Saved entries -
____________________

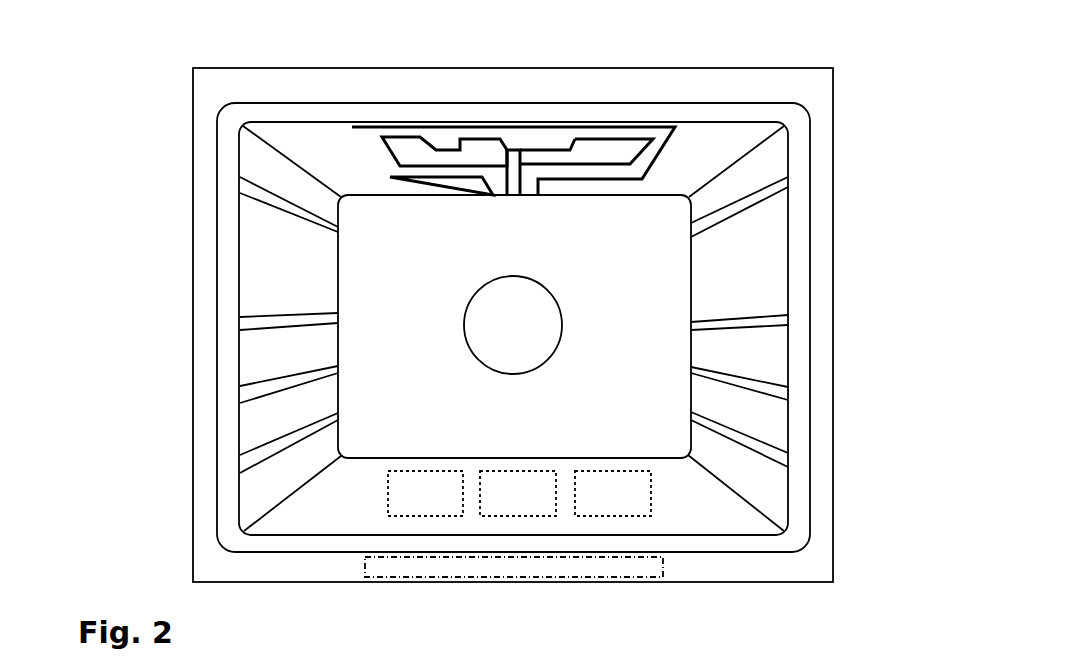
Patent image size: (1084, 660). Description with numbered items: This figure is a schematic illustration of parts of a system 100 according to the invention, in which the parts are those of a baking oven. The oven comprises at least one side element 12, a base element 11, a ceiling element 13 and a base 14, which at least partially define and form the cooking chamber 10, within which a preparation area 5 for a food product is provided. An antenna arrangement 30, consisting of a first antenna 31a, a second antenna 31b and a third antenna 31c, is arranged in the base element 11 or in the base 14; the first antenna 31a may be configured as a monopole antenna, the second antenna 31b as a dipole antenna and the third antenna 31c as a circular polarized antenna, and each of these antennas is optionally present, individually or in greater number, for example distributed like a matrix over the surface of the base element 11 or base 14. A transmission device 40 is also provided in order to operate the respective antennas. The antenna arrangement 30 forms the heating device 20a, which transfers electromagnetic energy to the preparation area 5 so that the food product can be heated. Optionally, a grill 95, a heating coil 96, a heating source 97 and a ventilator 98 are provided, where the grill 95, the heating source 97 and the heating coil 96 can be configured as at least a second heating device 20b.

The system 100 is at (150, 142).
The preparation area 5 is at (410, 326).
The cooking chamber 10 is at (360, 358).
The base element 11 is at (566, 327).
The side element 12 is at (263, 408).
The ceiling element 13 is at (725, 150).
The base 14 is at (725, 517).
The heating device 20a is at (237, 518).
The second heating device 20b is at (565, 188).
The antenna arrangement 30 is at (246, 518).
The first antenna 31a is at (425, 493).
The second antenna 31b is at (518, 493).
The third antenna 31c is at (613, 493).
The transmission device 40 is at (663, 570).
The grill 95 is at (598, 112).
The heating coil 96 is at (473, 164).
The heating source 97 is at (598, 112).
The ventilator 98 is at (464, 318).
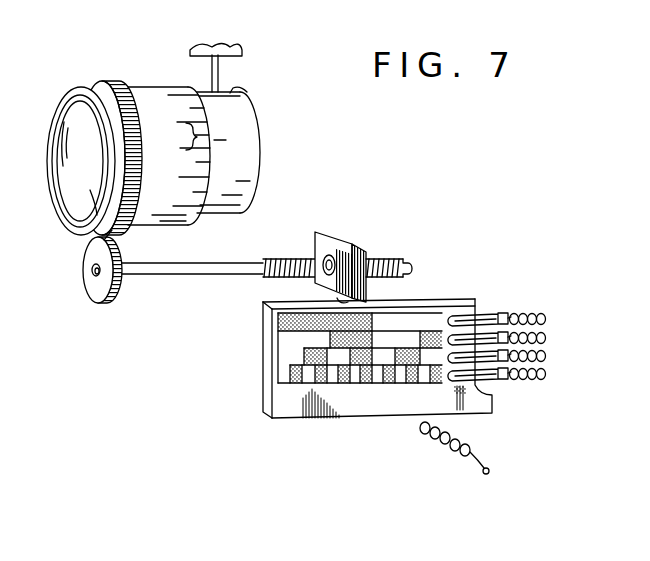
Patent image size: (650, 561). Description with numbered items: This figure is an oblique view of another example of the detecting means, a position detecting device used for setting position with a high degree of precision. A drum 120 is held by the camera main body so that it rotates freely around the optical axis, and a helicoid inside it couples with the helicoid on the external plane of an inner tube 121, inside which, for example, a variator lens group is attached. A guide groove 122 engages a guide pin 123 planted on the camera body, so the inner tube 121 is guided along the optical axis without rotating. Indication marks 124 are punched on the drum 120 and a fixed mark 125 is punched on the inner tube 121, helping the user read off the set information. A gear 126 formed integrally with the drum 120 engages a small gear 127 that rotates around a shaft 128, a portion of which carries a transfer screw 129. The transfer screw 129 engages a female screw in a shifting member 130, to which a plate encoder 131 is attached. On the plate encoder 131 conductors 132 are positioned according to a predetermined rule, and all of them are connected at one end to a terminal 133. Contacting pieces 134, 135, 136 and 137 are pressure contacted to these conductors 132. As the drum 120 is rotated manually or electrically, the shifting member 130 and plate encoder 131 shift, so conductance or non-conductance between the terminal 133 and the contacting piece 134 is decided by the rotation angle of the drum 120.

The drum 120 is at (146, 94).
The inner tube 121 is at (256, 126).
The guide groove 122 is at (243, 91).
The guide pin 123 is at (217, 74).
The indication marks 124 is at (180, 150).
The fixed mark 125 is at (220, 139).
The gear 126 is at (103, 83).
The small gear 127 is at (101, 291).
The shaft 128 is at (199, 264).
The transfer screw 129 is at (292, 259).
The shifting member 130 is at (350, 238).
The plate encoder 131 is at (266, 397).
The conductors 132 is at (404, 352).
The terminal 133 is at (486, 474).
The contacting piece 134 is at (447, 322).
The contacting piece 135 is at (470, 331).
The contacting piece 136 is at (455, 357).
The contacting piece 137 is at (463, 398).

____________________

What you need to do -
Find each line above containing the word "preparation" and copy those lines.

Correct answer -
Patent image size: (1084, 660). Description with numbered items: This figure is a schematic illustration of parts of a system 100 according to the invention, in which the parts are those of a baking oven. The oven comprises at least one side element 12, a base element 11, a ceiling element 13 and a base 14, which at least partially define and form the cooking chamber 10, within which a preparation area 5 for a food product is provided. An antenna arrangement 30, consisting of a first antenna 31a, a second antenna 31b and a third antenna 31c, is arranged in the base element 11 or in the base 14; the first antenna 31a may be configured as a monopole antenna, the second antenna 31b as a dipole antenna and the third antenna 31c as a circular polarized antenna, and each of these antennas is optionally present, individually or in greater number, for example distributed like a matrix over the surface of the base element 11 or base 14. A transmission device 40 is also provided in order to operate the respective antennas. The antenna arrangement 30 forms the heating device 20a, which transfers electromagnetic energy to the preparation area 5 so that the food product can be heated. Optionally, a grill 95, a heating coil 96, a heating source 97 and a ventilator 98 are provided, where the grill 95, the heating source 97 and the heating coil 96 can be configured as at least a second heating device 20b.
The preparation area 5 is at (410, 326).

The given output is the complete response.